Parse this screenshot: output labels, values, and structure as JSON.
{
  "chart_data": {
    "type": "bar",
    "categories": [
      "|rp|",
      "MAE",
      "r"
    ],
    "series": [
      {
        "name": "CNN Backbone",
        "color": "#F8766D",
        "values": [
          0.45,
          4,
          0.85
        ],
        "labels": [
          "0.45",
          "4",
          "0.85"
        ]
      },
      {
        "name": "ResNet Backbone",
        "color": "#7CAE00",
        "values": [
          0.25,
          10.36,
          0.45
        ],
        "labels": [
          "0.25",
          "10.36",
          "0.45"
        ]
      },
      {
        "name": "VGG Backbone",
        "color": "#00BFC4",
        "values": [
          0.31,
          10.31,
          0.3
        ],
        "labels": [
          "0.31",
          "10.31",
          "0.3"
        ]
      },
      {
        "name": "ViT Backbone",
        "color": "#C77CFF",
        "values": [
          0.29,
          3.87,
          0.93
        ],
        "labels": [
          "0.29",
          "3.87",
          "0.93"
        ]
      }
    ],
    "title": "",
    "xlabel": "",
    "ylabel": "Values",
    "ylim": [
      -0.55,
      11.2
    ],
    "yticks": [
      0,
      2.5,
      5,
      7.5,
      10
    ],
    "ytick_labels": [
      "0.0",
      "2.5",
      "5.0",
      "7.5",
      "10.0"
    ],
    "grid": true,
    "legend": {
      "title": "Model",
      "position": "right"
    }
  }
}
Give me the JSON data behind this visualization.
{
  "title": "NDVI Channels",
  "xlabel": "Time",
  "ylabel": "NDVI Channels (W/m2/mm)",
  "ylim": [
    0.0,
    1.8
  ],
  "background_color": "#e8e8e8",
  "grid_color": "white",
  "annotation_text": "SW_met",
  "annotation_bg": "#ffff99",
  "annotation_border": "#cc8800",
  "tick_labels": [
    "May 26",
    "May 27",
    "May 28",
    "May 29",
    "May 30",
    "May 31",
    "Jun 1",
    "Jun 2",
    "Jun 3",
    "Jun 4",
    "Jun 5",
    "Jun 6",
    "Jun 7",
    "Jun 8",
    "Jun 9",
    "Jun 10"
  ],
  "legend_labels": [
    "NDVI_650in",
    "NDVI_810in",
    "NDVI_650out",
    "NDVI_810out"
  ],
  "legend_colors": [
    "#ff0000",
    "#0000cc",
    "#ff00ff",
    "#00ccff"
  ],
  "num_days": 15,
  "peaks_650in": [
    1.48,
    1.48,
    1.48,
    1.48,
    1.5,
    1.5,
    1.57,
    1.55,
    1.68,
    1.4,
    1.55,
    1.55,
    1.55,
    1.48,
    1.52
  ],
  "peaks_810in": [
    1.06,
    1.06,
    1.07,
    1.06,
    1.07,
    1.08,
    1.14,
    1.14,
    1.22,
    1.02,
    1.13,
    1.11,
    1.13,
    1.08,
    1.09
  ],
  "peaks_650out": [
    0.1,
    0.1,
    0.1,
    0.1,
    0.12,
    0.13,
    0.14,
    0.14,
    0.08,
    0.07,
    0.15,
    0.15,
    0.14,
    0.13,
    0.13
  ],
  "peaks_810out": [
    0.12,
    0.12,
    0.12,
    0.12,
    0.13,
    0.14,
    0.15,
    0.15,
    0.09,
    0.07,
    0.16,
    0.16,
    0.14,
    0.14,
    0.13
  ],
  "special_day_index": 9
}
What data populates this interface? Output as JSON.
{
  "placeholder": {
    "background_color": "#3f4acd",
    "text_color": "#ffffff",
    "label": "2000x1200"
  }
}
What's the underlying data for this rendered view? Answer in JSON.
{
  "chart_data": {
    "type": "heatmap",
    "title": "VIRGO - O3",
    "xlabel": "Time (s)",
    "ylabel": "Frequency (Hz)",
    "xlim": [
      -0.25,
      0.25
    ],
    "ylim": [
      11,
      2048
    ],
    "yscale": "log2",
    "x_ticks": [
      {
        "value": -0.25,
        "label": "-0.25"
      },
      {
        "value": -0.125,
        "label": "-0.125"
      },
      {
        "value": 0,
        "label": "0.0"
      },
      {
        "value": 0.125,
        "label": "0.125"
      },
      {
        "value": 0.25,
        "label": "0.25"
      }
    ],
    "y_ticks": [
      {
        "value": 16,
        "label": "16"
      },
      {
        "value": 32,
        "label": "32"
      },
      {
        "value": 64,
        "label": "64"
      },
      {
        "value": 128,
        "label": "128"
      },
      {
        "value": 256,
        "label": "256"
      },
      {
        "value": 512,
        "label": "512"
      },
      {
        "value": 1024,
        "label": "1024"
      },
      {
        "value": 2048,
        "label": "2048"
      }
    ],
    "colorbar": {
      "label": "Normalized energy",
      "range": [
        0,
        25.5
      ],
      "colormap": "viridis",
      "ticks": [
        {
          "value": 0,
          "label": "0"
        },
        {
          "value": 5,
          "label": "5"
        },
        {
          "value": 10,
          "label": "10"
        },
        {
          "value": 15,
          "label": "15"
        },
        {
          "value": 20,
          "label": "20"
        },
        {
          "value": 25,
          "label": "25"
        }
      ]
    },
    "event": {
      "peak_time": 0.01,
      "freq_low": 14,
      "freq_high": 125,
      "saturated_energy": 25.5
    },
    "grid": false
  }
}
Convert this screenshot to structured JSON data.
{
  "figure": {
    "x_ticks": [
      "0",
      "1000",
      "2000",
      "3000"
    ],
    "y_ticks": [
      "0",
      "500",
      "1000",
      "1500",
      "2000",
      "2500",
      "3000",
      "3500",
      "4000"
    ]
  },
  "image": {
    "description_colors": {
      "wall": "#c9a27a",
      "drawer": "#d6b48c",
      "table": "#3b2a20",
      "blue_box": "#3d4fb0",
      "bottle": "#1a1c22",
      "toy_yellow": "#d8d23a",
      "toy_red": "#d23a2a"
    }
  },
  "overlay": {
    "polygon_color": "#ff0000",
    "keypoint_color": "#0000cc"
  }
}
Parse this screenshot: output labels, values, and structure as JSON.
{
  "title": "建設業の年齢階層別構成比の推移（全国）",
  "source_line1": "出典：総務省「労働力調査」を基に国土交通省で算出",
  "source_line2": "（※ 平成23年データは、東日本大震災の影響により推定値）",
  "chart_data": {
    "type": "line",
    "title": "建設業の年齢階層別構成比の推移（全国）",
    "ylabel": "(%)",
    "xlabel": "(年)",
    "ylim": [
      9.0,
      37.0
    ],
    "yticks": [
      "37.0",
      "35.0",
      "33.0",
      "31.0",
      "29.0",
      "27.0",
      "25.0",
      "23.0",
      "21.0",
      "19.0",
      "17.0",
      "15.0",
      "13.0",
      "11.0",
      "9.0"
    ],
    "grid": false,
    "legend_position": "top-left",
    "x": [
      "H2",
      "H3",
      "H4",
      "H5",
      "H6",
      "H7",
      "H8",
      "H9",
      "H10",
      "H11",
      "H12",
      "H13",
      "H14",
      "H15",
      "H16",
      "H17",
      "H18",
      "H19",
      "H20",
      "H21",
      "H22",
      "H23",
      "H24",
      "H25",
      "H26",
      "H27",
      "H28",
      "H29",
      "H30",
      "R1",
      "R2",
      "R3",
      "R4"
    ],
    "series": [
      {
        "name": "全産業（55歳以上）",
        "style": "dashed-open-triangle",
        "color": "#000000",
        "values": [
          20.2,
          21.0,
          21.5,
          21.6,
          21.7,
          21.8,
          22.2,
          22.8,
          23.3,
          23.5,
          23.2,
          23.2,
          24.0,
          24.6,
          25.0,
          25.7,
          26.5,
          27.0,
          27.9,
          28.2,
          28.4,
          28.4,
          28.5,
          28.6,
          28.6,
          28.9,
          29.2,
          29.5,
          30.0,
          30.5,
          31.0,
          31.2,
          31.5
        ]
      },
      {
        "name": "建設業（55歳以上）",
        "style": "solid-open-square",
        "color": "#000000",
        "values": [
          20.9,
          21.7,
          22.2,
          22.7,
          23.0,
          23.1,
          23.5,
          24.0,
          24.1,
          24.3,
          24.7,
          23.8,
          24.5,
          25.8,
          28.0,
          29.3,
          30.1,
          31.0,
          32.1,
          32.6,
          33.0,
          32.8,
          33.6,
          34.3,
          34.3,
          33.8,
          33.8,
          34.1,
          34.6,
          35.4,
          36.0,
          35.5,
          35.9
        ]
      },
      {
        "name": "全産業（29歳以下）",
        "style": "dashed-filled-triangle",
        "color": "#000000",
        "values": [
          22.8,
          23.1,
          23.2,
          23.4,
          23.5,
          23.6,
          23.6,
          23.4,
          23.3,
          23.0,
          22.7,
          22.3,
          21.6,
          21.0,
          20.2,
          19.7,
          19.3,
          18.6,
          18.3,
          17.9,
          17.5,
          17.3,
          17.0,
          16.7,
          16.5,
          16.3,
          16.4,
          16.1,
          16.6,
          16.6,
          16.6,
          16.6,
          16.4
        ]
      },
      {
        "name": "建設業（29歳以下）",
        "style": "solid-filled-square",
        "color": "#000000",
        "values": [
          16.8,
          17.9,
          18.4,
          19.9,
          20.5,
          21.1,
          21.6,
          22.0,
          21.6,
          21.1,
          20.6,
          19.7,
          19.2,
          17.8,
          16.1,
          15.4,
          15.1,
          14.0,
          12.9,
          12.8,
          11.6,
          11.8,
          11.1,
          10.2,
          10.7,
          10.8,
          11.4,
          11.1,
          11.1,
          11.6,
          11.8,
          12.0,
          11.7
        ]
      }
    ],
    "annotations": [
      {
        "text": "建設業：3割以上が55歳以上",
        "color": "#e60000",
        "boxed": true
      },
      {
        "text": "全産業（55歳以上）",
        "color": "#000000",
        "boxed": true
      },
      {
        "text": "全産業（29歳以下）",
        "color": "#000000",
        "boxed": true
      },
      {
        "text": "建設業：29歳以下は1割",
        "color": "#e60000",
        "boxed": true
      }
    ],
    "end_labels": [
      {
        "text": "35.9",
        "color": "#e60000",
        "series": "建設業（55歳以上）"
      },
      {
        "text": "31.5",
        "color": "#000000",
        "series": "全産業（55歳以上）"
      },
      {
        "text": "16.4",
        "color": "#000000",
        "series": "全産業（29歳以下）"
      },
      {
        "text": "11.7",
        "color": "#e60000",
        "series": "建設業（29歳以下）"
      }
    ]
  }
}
----------
Stated exercise =>
Copy out every line of the material above that mentions the word "What".

Right answer =>
What data populates this interface? Output as JSON.
What's the underlying data for this rendered view? Answer in JSON.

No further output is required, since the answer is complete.